Document section:
══════════════════════════════
Frequently asked questions about business owner’s policy
A business owner’s policy is one of the most common commercial insurance policies. It’s also highly customizable, so the specifics vary depending on your business. Find out how to get a policy, which businesses are eligible, and the answers to other frequently asked questions below.
How to buy a business owner's policy with Insureon
How quickly can I get coverage with Insureon?
Insureon’s online application for a business owner’s policy takes about 15 minutes to complete. In most cases, we’ll deliver quotes as soon as you finish the application. Once you purchase a policy we can email you a certificate of insurance, which is the formal proof-of-insurance document you need to show when you sign certain contracts or apply for professional licenses.
How does Insureon’s business owner’s policy application work?
The business owner’s policy application requires some basic information about your business, including where it’s located, number of employees, and estimated revenue for the upcoming year. Since it includes general liability, you’ll need the same application information as you would for general liability – along with information about your business property.
The application will take approximately 15 minutes to complete. When you're finished, you'll receive quotes from multiple carriers. Look them over and pick the one that works best for you. A licensed Insureon insurance agent is available to assist you throughout the process.
How do I get a certificate of liability insurance?
Our certificates of liability insurance are digital. We can email you one as soon as your policy is activated. You can also access your certificate online by logging into your Insureon account.
What types of businesses are eligible for a business owner’s policy?
Insureon specializes in small business insurance for numerous industries. Low-risk businesses with fewer than 100 employees are typically eligible for a BOP.
Our insurance specialists have helped more than 200,000 businesses, including:
Building design professionals
Construction workers and contractors
Finance and accounting professionals
Information technology companies
Photo and video professionals
Real estate professionals
Business owner’s policy requirements and coverages
Is a business owner’s policy required by law?
A BOP consists of general liability insurance and commercial property insurance. Neither policy is required by law. However, many of the people you do business with will likely have general liability insurance requirements. You may need this policy if you want to sign a client contract with these requirements. Proof of general liability coverage is also required to apply for certain professional licenses.
══════════════════════════════
Given data:
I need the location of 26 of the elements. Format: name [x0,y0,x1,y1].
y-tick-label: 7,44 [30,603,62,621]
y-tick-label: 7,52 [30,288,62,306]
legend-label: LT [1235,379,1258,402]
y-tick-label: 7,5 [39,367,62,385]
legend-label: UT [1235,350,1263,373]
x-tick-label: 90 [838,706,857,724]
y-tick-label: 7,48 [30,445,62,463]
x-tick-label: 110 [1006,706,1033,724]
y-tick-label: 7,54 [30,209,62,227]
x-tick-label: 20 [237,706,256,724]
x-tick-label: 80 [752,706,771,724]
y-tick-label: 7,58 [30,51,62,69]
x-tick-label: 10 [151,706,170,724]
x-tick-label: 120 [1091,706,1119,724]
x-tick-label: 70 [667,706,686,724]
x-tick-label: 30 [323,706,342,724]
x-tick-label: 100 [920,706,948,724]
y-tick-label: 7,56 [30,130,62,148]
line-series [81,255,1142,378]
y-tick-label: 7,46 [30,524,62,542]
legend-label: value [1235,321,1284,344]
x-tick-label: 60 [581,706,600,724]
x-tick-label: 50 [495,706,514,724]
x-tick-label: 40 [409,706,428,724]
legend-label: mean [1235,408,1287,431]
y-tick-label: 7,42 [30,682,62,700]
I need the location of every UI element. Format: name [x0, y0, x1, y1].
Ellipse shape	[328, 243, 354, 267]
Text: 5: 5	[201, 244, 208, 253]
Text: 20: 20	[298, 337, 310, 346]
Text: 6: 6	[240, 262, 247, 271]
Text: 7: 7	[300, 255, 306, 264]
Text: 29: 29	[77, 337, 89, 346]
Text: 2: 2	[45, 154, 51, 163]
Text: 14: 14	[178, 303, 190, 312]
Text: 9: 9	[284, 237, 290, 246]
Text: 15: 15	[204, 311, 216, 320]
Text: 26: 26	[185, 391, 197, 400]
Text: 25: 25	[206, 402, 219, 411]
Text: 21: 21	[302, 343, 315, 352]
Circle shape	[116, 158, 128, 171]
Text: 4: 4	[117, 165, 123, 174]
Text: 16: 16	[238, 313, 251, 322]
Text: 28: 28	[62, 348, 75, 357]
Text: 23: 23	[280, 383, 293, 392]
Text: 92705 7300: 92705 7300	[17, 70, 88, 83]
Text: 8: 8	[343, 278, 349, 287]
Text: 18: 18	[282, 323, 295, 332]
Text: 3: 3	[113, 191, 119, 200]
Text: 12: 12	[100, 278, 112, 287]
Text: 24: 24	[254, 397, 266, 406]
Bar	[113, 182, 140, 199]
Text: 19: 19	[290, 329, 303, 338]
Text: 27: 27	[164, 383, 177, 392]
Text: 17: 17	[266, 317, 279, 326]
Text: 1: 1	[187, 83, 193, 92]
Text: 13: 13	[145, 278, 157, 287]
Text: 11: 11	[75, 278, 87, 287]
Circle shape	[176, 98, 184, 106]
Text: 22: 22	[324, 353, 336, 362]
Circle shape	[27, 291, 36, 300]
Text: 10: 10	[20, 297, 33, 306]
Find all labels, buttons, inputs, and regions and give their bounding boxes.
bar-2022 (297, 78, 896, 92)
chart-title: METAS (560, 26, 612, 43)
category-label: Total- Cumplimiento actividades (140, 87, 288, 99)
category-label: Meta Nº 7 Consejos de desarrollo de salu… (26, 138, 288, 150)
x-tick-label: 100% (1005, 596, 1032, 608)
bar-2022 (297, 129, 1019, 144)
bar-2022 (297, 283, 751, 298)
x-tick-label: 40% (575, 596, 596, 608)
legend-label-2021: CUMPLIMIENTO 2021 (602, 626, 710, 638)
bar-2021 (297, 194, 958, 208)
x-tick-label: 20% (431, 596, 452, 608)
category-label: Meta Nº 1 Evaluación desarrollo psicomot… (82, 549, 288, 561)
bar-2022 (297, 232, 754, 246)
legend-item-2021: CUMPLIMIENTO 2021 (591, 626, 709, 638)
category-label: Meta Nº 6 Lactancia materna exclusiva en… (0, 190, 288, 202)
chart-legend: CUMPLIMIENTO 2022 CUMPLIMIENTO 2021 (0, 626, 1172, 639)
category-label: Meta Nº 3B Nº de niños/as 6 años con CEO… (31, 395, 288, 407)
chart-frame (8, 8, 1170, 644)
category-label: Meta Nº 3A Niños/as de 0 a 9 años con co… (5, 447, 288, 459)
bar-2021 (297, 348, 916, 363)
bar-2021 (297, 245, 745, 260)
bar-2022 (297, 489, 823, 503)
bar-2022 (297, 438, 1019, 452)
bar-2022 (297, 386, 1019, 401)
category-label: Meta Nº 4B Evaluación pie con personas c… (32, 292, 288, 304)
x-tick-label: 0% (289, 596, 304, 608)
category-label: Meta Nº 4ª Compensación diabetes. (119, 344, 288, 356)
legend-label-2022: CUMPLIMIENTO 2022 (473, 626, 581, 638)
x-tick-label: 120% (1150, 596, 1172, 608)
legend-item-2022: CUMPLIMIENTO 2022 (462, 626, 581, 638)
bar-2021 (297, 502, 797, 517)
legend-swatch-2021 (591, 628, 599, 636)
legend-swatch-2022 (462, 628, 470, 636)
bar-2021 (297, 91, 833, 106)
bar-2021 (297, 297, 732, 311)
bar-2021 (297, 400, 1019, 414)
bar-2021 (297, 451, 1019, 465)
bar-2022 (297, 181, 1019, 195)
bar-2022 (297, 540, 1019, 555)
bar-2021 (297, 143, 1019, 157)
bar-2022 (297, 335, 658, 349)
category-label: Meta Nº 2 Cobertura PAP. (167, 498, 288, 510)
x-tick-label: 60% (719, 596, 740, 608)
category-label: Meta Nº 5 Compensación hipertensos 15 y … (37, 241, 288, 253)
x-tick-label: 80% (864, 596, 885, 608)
══════════════════════════════
Exercise description: Continue the business owner's policy FAQ that precedes the items, beginning after its final sentence.

The answer:
Additionally, many commercial landlords require tenants to purchase commercial property insurance. A landlord might ask to see proof of coverage before you can sign a lease.
How much BOP coverage do I need?
The amount of BOP coverage you need depends on factors such as the type and size of your business, number of employees, and the type of customers you typically work with. However, many small businesses opt for the standard $1 million / $2 million small business policy. This means the policy will pay up to $1 million to cover any one claim, with a $2 million limit for the lifetime of the policy, which is typically one year.
Can I add non-owned auto insurance to my policy?
Consider purchasing non-owned auto insurance if your employees regularly drive their personal vehicles for business purposes, such as running work errands or traveling to meet clients. This coverage can typically be added to your business owner’s policy.
Does a BOP cover independent contractors?
A business owner’s policy covers you and your employees, but typically does not include independent contractor insurance coverage. You can either add contractors to your policy on a temporary basis as an additional insured, or require them to purchase their own general liability insurance for contractors policy.
What coverage does a business owner’s policy provide for social media risks?
The general liability portion of your BOP includes what's known as advertising injury coverage. It provides protection for lawsuits related to libel, slander, and invasion of privacy, as well as copyright or brand infringement. That means if you are sued for writing something negative about a competitor on social media, you're covered.
Business owner’s policy changes and claims
What happens if I need to buy more insurance later?
It’s easy to add insurance at a later date. Your insurance agent can adjust the coverage amount on an existing policy, and also provide assistance if you need to purchase additional policies.
What happens if I cancel my policy?
If you cancel your policy early, you run the risk of paying more for coverage down the road. Insurance companies typically charge higher rates to businesses that start and stop coverage. You also leave your business exposed to potential risk if you cancel your coverage.
How do I make a general liability or property insurance claim on my BOP?
To make a general liability claim or a property insurance claim, simply call your insurance provider. Your agent will ask you to provide a description of the incident and basic information such as your name, the business name, and your policy number. Your insurance agent can guide you through the process and provide answers to any additional questions.
Learn more about general liability claims and lawsuit examples.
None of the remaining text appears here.